--- START OF AVAILABLE RECORDS ---

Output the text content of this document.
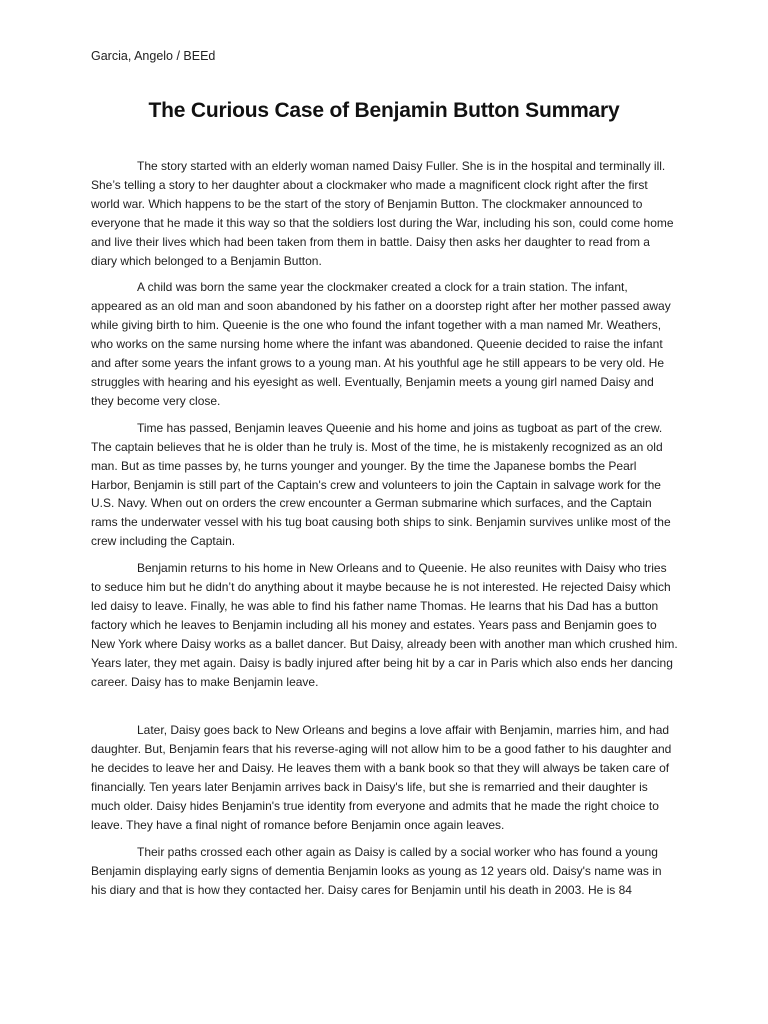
Garcia, Angelo / BEEd
The Curious Case of Benjamin Button Summary

The story started with an elderly woman named Daisy Fuller. She is in the hospital and terminally ill. She’s telling a story to her daughter about a clockmaker who made a magnificent clock right after the first world war. Which happens to be the start of the story of Benjamin Button. The clockmaker announced to everyone that he made it this way so that the soldiers lost during the War, including his son, could come home and live their lives which had been taken from them in battle. Daisy then asks her daughter to read from a diary which belonged to a Benjamin Button.

A child was born the same year the clockmaker created a clock for a train station. The infant, appeared as an old man and soon abandoned by his father on a doorstep right after her mother passed away while giving birth to him. Queenie is the one who found the infant together with a man named Mr. Weathers, who works on the same nursing home where the infant was abandoned. Queenie decided to raise the infant and after some years the infant grows to a young man. At his youthful age he still appears to be very old. He struggles with hearing and his eyesight as well. Eventually, Benjamin meets a young girl named Daisy and they become very close.

Time has passed, Benjamin leaves Queenie and his home and joins as tugboat as part of the crew. The captain believes that he is older than he truly is. Most of the time, he is mistakenly recognized as an old man. But as time passes by, he turns younger and younger. By the time the Japanese bombs the Pearl Harbor, Benjamin is still part of the Captain's crew and volunteers to join the Captain in salvage work for the U.S. Navy. When out on orders the crew encounter a German submarine which surfaces, and the Captain rams the underwater vessel with his tug boat causing both ships to sink. Benjamin survives unlike most of the crew including the Captain.

Benjamin returns to his home in New Orleans and to Queenie. He also reunites with Daisy who tries to seduce him but he didn’t do anything about it maybe because he is not interested. He rejected Daisy which led daisy to leave. Finally, he was able to find his father name Thomas. He learns that his Dad has a button factory which he leaves to Benjamin including all his money and estates. Years pass and Benjamin goes to New York where Daisy works as a ballet dancer. But Daisy, already been with another man which crushed him. Years later, they met again. Daisy is badly injured after being hit by a car in Paris which also ends her dancing career. Daisy has to make Benjamin leave.

Later, Daisy goes back to New Orleans and begins a love affair with Benjamin, marries him, and had daughter. But, Benjamin fears that his reverse-aging will not allow him to be a good father to his daughter and he decides to leave her and Daisy. He leaves them with a bank book so that they will always be taken care of financially. Ten years later Benjamin arrives back in Daisy's life, but she is remarried and their daughter is much older. Daisy hides Benjamin's true identity from everyone and admits that he made the right choice to leave. They have a final night of romance before Benjamin once again leaves.

Their paths crossed each other again as Daisy is called by a social worker who has found a young Benjamin displaying early signs of dementia Benjamin looks as young as 12 years old. Daisy's name was in his diary and that is how they contacted her. Daisy cares for Benjamin until his death in 2003. He is 84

--- END OF AVAILABLE RECORDS ---

Check each line of the records for the string "diary" and state how many lines contain it. Give only the number.

▶ ANSWER IN FULL
2